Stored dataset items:
....

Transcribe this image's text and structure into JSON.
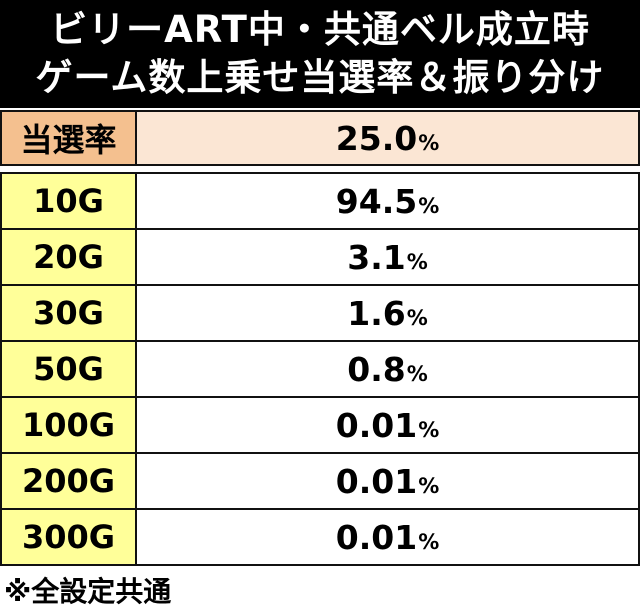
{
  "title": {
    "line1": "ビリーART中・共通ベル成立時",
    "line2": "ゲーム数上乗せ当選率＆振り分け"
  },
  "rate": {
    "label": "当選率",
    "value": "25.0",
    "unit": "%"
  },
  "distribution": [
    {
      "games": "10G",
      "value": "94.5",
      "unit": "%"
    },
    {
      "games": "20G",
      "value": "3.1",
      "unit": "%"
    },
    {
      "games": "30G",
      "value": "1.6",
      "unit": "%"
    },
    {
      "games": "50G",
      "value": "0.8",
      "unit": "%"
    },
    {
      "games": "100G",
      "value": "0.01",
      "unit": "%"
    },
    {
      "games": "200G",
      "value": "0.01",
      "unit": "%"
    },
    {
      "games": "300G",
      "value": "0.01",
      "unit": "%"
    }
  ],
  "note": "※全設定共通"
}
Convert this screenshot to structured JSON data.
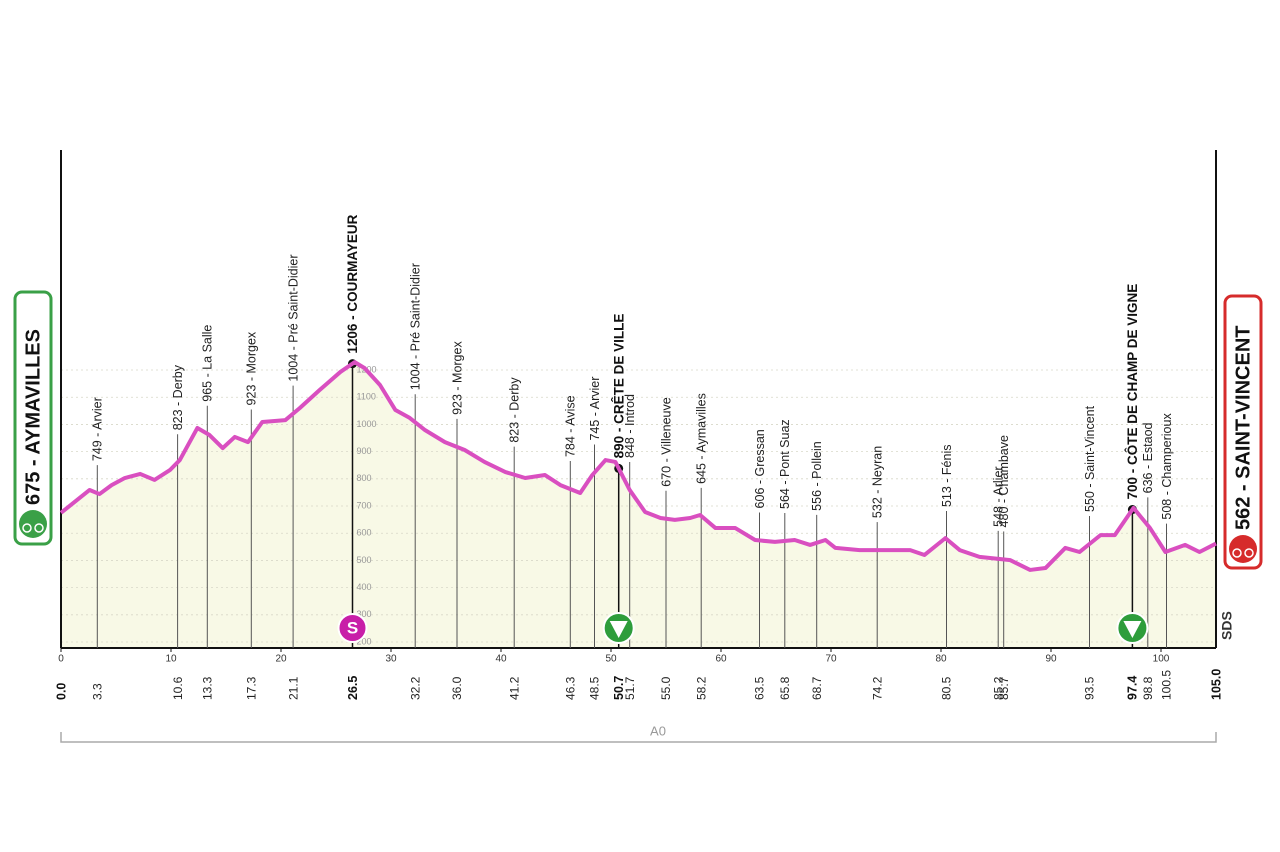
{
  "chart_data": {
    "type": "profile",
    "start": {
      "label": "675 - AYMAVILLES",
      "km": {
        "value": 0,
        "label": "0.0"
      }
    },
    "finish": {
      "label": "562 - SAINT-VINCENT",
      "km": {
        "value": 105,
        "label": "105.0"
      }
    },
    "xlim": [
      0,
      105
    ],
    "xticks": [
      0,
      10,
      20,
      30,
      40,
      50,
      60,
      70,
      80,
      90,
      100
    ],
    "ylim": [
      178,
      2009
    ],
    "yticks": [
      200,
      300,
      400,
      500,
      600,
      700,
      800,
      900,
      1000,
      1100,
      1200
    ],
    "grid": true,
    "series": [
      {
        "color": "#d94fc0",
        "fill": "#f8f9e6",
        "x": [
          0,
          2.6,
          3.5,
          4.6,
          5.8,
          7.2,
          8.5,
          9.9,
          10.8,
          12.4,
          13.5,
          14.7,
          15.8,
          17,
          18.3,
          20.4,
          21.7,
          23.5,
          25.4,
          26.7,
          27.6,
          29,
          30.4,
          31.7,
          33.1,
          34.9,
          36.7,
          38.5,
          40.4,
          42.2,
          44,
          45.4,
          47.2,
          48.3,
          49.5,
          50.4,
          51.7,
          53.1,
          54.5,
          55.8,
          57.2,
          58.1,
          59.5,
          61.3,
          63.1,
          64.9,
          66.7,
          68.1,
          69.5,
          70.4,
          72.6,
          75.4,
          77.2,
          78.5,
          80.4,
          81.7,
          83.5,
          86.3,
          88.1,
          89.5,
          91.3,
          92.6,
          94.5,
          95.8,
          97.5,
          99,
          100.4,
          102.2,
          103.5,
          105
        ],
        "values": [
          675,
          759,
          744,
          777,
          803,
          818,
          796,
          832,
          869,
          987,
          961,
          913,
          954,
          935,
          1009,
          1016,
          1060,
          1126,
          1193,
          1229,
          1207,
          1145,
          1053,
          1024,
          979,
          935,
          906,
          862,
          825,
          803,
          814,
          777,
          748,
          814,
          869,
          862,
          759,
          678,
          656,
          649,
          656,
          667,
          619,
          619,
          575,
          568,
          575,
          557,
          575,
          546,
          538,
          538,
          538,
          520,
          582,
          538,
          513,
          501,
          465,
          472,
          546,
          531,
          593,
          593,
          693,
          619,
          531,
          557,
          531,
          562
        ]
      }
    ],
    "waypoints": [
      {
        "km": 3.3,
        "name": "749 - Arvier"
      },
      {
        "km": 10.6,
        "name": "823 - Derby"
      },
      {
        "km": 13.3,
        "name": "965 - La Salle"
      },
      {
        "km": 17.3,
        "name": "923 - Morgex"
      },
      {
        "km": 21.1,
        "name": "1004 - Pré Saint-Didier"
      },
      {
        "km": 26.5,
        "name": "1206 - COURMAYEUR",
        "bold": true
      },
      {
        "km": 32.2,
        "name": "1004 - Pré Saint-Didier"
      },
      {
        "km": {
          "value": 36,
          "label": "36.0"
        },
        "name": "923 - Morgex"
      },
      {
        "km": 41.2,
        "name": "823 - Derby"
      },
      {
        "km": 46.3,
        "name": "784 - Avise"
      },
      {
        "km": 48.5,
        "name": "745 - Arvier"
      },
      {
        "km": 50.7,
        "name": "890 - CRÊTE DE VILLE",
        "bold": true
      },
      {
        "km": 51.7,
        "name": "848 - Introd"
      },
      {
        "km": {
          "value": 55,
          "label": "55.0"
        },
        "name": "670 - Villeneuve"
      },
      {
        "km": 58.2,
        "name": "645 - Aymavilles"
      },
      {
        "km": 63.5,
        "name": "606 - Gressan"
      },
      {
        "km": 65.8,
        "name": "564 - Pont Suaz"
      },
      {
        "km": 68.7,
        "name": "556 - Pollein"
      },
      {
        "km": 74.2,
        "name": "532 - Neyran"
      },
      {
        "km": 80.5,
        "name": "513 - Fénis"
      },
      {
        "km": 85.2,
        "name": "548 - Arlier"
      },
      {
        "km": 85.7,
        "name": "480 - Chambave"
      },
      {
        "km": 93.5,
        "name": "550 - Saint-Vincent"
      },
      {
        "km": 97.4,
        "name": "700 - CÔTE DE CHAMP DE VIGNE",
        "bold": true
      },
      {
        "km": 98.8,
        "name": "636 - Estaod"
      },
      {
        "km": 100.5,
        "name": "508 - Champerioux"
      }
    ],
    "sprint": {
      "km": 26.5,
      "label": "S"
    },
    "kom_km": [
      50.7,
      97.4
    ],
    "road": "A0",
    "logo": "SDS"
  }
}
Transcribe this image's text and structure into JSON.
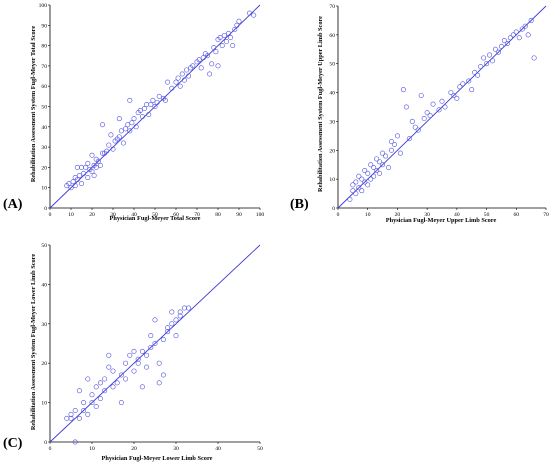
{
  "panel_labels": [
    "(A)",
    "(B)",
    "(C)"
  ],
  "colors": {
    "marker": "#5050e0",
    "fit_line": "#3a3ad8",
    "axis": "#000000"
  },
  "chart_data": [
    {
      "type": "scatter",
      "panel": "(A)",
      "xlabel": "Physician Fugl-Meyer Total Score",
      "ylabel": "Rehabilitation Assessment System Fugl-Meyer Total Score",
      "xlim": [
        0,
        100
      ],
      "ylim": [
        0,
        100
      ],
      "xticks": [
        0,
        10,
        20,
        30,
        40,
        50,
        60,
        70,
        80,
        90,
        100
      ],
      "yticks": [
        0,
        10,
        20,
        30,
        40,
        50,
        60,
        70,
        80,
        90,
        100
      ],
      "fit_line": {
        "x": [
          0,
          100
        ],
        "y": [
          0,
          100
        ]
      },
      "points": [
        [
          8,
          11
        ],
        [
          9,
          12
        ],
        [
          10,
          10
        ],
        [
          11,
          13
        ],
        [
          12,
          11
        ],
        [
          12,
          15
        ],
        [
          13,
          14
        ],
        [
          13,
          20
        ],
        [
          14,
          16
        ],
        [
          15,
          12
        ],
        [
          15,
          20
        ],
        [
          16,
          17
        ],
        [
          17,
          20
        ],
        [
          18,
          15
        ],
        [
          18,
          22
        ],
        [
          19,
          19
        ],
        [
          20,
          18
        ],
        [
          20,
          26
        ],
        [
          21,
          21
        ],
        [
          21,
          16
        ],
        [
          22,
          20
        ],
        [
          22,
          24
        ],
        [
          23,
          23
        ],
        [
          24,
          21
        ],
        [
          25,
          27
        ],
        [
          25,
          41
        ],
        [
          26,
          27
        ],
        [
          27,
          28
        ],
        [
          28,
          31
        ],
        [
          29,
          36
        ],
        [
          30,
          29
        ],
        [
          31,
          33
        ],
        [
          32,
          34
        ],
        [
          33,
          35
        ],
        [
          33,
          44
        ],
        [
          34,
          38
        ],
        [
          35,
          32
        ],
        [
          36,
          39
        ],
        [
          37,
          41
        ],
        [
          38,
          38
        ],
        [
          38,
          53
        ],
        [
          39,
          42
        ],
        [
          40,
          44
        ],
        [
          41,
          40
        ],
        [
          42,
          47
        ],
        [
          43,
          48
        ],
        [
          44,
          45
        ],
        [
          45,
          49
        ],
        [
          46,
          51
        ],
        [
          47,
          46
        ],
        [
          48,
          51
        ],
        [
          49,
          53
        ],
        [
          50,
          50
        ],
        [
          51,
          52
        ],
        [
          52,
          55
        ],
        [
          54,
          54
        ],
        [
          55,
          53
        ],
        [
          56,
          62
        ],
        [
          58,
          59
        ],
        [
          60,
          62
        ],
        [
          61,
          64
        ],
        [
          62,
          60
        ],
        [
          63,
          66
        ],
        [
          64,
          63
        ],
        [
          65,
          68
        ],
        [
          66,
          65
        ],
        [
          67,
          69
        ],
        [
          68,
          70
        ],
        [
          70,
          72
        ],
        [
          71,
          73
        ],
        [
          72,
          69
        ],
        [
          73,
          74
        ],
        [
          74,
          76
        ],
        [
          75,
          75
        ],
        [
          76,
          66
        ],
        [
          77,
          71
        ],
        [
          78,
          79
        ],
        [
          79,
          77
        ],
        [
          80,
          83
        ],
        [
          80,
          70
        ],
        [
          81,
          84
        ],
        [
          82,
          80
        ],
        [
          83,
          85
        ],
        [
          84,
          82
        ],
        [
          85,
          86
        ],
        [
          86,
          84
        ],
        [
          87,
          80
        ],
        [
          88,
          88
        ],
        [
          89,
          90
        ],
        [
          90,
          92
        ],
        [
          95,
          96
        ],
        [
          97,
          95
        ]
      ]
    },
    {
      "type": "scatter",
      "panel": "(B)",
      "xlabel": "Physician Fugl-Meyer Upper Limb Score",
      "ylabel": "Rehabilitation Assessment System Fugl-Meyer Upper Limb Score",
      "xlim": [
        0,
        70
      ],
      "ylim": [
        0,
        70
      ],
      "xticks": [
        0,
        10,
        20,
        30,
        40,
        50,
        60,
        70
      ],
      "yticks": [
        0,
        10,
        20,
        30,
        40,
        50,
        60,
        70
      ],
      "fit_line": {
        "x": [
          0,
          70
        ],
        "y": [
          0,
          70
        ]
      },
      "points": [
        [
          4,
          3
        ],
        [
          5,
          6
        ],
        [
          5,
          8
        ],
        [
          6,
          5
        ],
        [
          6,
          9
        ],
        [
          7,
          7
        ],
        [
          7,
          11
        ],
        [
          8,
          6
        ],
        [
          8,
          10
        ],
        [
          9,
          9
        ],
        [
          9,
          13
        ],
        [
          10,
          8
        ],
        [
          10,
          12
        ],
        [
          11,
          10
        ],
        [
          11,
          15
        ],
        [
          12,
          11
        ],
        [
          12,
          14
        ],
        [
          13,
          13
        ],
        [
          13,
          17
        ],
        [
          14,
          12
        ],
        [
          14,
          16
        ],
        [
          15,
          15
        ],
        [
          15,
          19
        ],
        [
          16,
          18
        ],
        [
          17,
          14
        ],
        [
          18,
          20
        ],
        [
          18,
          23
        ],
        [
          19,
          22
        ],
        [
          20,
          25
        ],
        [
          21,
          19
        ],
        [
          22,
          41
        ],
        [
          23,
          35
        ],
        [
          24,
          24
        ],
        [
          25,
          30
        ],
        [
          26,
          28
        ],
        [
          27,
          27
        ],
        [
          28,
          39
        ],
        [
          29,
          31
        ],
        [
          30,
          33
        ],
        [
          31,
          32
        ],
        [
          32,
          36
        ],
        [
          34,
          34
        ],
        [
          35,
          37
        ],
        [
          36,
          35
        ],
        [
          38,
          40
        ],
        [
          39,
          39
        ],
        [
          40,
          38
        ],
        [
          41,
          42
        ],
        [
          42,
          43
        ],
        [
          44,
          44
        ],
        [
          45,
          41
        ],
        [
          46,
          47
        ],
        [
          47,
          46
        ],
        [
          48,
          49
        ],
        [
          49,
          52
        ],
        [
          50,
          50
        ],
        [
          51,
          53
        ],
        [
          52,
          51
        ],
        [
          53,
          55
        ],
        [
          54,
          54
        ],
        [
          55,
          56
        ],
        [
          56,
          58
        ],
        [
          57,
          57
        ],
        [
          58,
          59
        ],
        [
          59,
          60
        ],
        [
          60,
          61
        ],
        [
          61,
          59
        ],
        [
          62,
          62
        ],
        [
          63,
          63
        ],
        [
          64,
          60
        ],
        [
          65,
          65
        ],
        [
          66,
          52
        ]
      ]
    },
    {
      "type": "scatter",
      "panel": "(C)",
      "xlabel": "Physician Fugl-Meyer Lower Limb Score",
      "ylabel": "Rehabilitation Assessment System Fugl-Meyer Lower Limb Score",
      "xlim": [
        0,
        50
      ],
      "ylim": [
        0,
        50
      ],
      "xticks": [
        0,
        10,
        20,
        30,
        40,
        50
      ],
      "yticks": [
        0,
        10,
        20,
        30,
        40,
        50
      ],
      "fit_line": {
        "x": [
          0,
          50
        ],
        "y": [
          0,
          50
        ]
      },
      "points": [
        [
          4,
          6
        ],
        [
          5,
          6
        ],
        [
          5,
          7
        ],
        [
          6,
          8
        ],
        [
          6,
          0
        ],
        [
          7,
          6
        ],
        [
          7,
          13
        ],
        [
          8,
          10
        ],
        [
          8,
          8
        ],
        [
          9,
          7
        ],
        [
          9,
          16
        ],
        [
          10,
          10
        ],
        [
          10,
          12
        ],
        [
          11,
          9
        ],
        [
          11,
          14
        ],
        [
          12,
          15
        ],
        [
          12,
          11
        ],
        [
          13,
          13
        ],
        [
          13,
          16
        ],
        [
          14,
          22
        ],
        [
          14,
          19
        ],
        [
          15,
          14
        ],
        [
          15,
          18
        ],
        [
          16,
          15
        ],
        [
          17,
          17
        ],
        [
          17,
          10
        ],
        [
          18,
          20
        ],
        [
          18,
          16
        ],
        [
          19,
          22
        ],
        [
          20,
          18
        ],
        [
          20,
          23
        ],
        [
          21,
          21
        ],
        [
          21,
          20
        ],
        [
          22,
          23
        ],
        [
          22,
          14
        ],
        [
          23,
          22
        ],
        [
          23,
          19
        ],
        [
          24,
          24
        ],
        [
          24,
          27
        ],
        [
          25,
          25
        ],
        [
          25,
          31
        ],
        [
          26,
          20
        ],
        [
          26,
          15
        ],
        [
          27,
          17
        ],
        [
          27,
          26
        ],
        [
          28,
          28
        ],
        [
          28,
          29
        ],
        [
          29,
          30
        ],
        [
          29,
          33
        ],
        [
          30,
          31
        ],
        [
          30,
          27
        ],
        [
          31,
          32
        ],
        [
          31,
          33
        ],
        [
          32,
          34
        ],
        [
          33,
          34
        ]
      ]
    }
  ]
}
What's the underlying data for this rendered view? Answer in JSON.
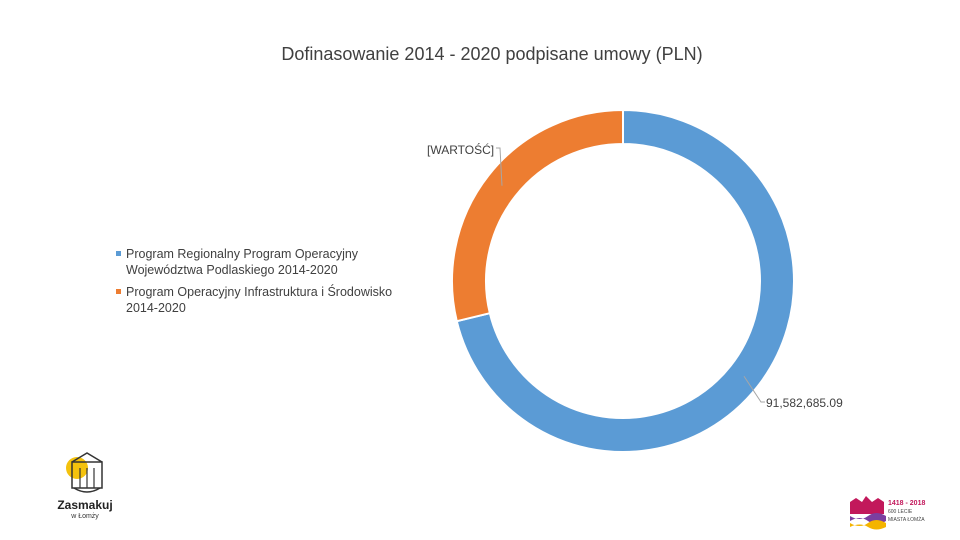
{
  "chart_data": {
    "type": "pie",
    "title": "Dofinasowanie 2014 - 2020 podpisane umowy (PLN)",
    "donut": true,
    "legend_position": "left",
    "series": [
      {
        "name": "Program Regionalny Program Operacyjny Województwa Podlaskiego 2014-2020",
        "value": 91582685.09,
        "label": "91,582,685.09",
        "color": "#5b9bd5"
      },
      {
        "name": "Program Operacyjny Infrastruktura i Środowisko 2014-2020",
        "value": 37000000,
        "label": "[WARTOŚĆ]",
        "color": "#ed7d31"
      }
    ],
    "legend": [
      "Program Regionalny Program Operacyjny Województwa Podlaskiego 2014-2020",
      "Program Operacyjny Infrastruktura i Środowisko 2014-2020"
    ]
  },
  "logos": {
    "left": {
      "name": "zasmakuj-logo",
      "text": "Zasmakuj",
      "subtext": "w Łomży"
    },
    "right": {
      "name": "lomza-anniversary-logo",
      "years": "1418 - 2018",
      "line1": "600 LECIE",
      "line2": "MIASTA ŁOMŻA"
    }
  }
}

....

**Problem to work on**
Go through the material above and count the lines that include "JSON". Give the number alone.

**Expected answer**
4